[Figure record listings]
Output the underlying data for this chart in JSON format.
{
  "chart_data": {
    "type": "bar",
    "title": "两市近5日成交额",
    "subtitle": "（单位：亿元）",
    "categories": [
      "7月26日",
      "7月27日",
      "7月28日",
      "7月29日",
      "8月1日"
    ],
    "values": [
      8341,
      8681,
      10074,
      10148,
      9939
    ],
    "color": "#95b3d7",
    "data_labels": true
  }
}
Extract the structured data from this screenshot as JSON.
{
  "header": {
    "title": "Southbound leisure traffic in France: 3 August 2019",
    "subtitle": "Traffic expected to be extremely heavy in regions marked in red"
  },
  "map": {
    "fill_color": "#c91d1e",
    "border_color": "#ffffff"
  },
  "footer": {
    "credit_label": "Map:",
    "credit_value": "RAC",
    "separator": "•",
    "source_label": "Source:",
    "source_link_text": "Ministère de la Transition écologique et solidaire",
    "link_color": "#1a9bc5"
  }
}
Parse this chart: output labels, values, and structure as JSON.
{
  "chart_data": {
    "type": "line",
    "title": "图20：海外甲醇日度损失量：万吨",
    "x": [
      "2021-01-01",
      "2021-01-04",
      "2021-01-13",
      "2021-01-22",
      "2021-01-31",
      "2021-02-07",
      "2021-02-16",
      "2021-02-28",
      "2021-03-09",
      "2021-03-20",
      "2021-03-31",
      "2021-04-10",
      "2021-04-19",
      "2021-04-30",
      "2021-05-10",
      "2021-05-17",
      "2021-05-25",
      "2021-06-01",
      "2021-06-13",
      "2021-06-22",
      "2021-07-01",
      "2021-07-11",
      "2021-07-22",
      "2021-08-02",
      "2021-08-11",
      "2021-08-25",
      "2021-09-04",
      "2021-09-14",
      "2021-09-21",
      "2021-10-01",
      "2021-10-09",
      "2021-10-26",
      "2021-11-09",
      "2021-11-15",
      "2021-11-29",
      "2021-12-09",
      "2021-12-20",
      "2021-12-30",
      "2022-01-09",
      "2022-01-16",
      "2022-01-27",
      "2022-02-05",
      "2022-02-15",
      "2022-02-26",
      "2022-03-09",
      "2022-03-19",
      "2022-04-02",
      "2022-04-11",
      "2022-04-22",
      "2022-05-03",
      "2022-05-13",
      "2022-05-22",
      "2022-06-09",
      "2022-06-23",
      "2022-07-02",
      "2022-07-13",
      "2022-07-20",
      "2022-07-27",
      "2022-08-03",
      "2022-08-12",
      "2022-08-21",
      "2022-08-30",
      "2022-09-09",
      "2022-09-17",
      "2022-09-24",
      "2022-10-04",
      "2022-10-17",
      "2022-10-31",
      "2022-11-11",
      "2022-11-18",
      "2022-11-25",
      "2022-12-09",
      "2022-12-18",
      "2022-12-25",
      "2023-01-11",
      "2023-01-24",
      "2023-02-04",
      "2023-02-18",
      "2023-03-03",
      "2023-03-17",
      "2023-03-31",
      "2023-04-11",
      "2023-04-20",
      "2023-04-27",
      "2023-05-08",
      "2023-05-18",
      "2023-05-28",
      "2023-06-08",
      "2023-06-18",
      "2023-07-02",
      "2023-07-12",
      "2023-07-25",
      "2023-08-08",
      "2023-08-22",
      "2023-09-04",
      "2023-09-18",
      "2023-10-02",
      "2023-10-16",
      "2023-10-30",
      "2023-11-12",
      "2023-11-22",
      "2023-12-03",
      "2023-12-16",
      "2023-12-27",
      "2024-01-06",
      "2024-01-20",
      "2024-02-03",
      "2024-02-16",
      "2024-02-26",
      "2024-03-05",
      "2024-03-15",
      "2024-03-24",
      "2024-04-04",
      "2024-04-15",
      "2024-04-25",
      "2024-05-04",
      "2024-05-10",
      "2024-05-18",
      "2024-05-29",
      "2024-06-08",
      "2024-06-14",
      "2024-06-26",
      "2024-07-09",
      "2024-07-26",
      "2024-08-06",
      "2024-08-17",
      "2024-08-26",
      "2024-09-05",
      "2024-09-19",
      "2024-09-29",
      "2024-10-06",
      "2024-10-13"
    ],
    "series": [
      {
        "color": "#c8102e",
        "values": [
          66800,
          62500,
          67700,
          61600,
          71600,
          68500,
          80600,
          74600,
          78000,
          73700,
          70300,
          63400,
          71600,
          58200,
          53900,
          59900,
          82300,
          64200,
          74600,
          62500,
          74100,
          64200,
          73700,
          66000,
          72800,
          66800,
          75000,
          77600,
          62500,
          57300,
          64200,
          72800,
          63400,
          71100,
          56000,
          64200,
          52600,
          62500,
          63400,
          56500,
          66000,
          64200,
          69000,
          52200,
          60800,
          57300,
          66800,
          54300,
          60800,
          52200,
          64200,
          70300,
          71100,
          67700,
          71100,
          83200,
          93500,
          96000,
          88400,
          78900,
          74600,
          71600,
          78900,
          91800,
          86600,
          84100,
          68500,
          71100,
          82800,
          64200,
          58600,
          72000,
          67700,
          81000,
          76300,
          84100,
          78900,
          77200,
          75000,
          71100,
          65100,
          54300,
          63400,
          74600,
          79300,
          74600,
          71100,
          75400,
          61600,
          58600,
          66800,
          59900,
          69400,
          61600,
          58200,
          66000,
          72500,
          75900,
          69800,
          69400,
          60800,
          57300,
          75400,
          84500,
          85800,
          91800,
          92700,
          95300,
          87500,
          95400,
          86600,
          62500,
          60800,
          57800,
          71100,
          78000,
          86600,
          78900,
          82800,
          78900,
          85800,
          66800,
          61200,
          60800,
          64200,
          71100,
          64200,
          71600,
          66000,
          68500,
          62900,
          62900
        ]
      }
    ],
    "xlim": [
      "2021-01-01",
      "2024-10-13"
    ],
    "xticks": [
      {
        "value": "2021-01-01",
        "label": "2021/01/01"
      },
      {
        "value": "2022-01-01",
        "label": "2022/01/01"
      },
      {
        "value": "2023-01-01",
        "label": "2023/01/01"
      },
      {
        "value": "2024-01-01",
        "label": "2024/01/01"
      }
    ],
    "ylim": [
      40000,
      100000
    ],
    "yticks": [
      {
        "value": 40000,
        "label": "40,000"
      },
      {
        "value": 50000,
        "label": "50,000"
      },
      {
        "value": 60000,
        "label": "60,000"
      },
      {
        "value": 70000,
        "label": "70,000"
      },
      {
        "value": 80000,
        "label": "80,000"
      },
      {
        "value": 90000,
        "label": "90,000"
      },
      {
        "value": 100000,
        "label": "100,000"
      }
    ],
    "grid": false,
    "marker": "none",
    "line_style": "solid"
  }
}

Written exercise: Write the data out again in full and exactly.

Answer for the task:
Output the underlying data for this chart in JSON format.
{
  "chart_data": {
    "type": "bar",
    "title": "两市近5日成交额",
    "subtitle": "（单位：亿元）",
    "categories": [
      "7月26日",
      "7月27日",
      "7月28日",
      "7月29日",
      "8月1日"
    ],
    "values": [
      8341,
      8681,
      10074,
      10148,
      9939
    ],
    "color": "#95b3d7",
    "data_labels": true
  }
}
Extract the structured data from this screenshot as JSON.
{
  "header": {
    "title": "Southbound leisure traffic in France: 3 August 2019",
    "subtitle": "Traffic expected to be extremely heavy in regions marked in red"
  },
  "map": {
    "fill_color": "#c91d1e",
    "border_color": "#ffffff"
  },
  "footer": {
    "credit_label": "Map:",
    "credit_value": "RAC",
    "separator": "•",
    "source_label": "Source:",
    "source_link_text": "Ministère de la Transition écologique et solidaire",
    "link_color": "#1a9bc5"
  }
}
Parse this chart: output labels, values, and structure as JSON.
{
  "chart_data": {
    "type": "line",
    "title": "图20：海外甲醇日度损失量：万吨",
    "x": [
      "2021-01-01",
      "2021-01-04",
      "2021-01-13",
      "2021-01-22",
      "2021-01-31",
      "2021-02-07",
      "2021-02-16",
      "2021-02-28",
      "2021-03-09",
      "2021-03-20",
      "2021-03-31",
      "2021-04-10",
      "2021-04-19",
      "2021-04-30",
      "2021-05-10",
      "2021-05-17",
      "2021-05-25",
      "2021-06-01",
      "2021-06-13",
      "2021-06-22",
      "2021-07-01",
      "2021-07-11",
      "2021-07-22",
      "2021-08-02",
      "2021-08-11",
      "2021-08-25",
      "2021-09-04",
      "2021-09-14",
      "2021-09-21",
      "2021-10-01",
      "2021-10-09",
      "2021-10-26",
      "2021-11-09",
      "2021-11-15",
      "2021-11-29",
      "2021-12-09",
      "2021-12-20",
      "2021-12-30",
      "2022-01-09",
      "2022-01-16",
      "2022-01-27",
      "2022-02-05",
      "2022-02-15",
      "2022-02-26",
      "2022-03-09",
      "2022-03-19",
      "2022-04-02",
      "2022-04-11",
      "2022-04-22",
      "2022-05-03",
      "2022-05-13",
      "2022-05-22",
      "2022-06-09",
      "2022-06-23",
      "2022-07-02",
      "2022-07-13",
      "2022-07-20",
      "2022-07-27",
      "2022-08-03",
      "2022-08-12",
      "2022-08-21",
      "2022-08-30",
      "2022-09-09",
      "2022-09-17",
      "2022-09-24",
      "2022-10-04",
      "2022-10-17",
      "2022-10-31",
      "2022-11-11",
      "2022-11-18",
      "2022-11-25",
      "2022-12-09",
      "2022-12-18",
      "2022-12-25",
      "2023-01-11",
      "2023-01-24",
      "2023-02-04",
      "2023-02-18",
      "2023-03-03",
      "2023-03-17",
      "2023-03-31",
      "2023-04-11",
      "2023-04-20",
      "2023-04-27",
      "2023-05-08",
      "2023-05-18",
      "2023-05-28",
      "2023-06-08",
      "2023-06-18",
      "2023-07-02",
      "2023-07-12",
      "2023-07-25",
      "2023-08-08",
      "2023-08-22",
      "2023-09-04",
      "2023-09-18",
      "2023-10-02",
      "2023-10-16",
      "2023-10-30",
      "2023-11-12",
      "2023-11-22",
      "2023-12-03",
      "2023-12-16",
      "2023-12-27",
      "2024-01-06",
      "2024-01-20",
      "2024-02-03",
      "2024-02-16",
      "2024-02-26",
      "2024-03-05",
      "2024-03-15",
      "2024-03-24",
      "2024-04-04",
      "2024-04-15",
      "2024-04-25",
      "2024-05-04",
      "2024-05-10",
      "2024-05-18",
      "2024-05-29",
      "2024-06-08",
      "2024-06-14",
      "2024-06-26",
      "2024-07-09",
      "2024-07-26",
      "2024-08-06",
      "2024-08-17",
      "2024-08-26",
      "2024-09-05",
      "2024-09-19",
      "2024-09-29",
      "2024-10-06",
      "2024-10-13"
    ],
    "series": [
      {
        "color": "#c8102e",
        "values": [
          66800,
          62500,
          67700,
          61600,
          71600,
          68500,
          80600,
          74600,
          78000,
          73700,
          70300,
          63400,
          71600,
          58200,
          53900,
          59900,
          82300,
          64200,
          74600,
          62500,
          74100,
          64200,
          73700,
          66000,
          72800,
          66800,
          75000,
          77600,
          62500,
          57300,
          64200,
          72800,
          63400,
          71100,
          56000,
          64200,
          52600,
          62500,
          63400,
          56500,
          66000,
          64200,
          69000,
          52200,
          60800,
          57300,
          66800,
          54300,
          60800,
          52200,
          64200,
          70300,
          71100,
          67700,
          71100,
          83200,
          93500,
          96000,
          88400,
          78900,
          74600,
          71600,
          78900,
          91800,
          86600,
          84100,
          68500,
          71100,
          82800,
          64200,
          58600,
          72000,
          67700,
          81000,
          76300,
          84100,
          78900,
          77200,
          75000,
          71100,
          65100,
          54300,
          63400,
          74600,
          79300,
          74600,
          71100,
          75400,
          61600,
          58600,
          66800,
          59900,
          69400,
          61600,
          58200,
          66000,
          72500,
          75900,
          69800,
          69400,
          60800,
          57300,
          75400,
          84500,
          85800,
          91800,
          92700,
          95300,
          87500,
          95400,
          86600,
          62500,
          60800,
          57800,
          71100,
          78000,
          86600,
          78900,
          82800,
          78900,
          85800,
          66800,
          61200,
          60800,
          64200,
          71100,
          64200,
          71600,
          66000,
          68500,
          62900,
          62900
        ]
      }
    ],
    "xlim": [
      "2021-01-01",
      "2024-10-13"
    ],
    "xticks": [
      {
        "value": "2021-01-01",
        "label": "2021/01/01"
      },
      {
        "value": "2022-01-01",
        "label": "2022/01/01"
      },
      {
        "value": "2023-01-01",
        "label": "2023/01/01"
      },
      {
        "value": "2024-01-01",
        "label": "2024/01/01"
      }
    ],
    "ylim": [
      40000,
      100000
    ],
    "yticks": [
      {
        "value": 40000,
        "label": "40,000"
      },
      {
        "value": 50000,
        "label": "50,000"
      },
      {
        "value": 60000,
        "label": "60,000"
      },
      {
        "value": 70000,
        "label": "70,000"
      },
      {
        "value": 80000,
        "label": "80,000"
      },
      {
        "value": 90000,
        "label": "90,000"
      },
      {
        "value": 100000,
        "label": "100,000"
      }
    ],
    "grid": false,
    "marker": "none",
    "line_style": "solid"
  }
}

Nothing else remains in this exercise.